GOAL OF THE EXERCISE >>
Using the records provided below, locate and copy each line that contains the word "wife".

[Data entries]
□ □ □ □
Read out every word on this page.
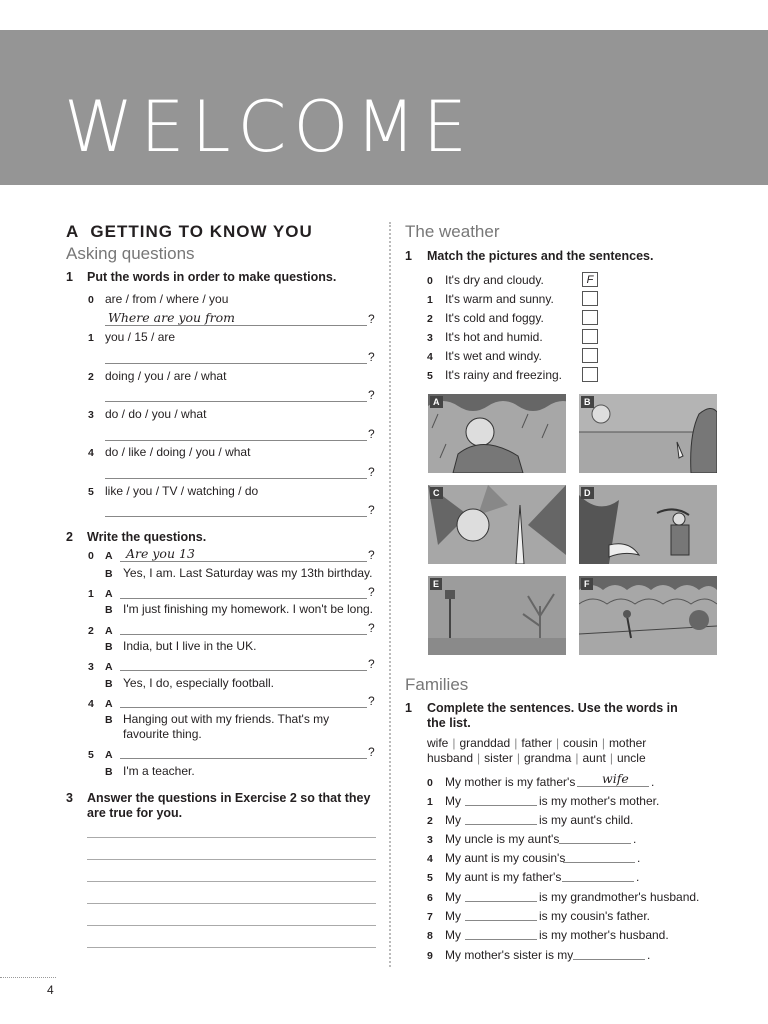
WELCOME
A GETTING TO KNOW YOU
Asking questions
1 Put the words in order to make questions.
0 are / from / where / you
Where are you from	?
1 you / 15 / are
?
2 doing / you / are / what
?
3 do / do / you / what
?
4 do / like / doing / you / what
?
5 like / you / TV / watching / do
?
2 Write the questions.
0 A Are you 13	?
B Yes, I am. Last Saturday was my 13th birthday.
1 A	?
B I'm just finishing my homework. I won't be long.
2 A	?
B India, but I live in the UK.
3 A	?
B Yes, I do, especially football.
4 A	?
B Hanging out with my friends. That's my
favourite thing.
5 A	?
B I'm a teacher.
3 Answer the questions in Exercise 2 so that they
are true for you.
The weather
1 Match the pictures and the sentences.
0 It's dry and cloudy.	F
1 It's warm and sunny.
2 It's cold and foggy.
3 It's hot and humid.
4 It's wet and windy.
5 It's rainy and freezing.
A	B
C	D
E	F
Families
1 Complete the sentences. Use the words in
the list.
wife | granddad | father | cousin | mother
husband | sister | grandma | aunt | uncle
0 My mother is my father's wife .
1 My	is my mother's mother.
2 My	is my aunt's child.
3 My uncle is my aunt's	.
4 My aunt is my cousin's	.
5 My aunt is my father's	.
6 My	is my grandmother's husband.
7 My	is my cousin's father.
8 My	is my mother's husband.
9 My mother's sister is my	.
4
□ □ □ □
RESPONSE TO THE EXERCISE >>
wife | granddad | father | cousin | mother
0 My mother is my father's wife .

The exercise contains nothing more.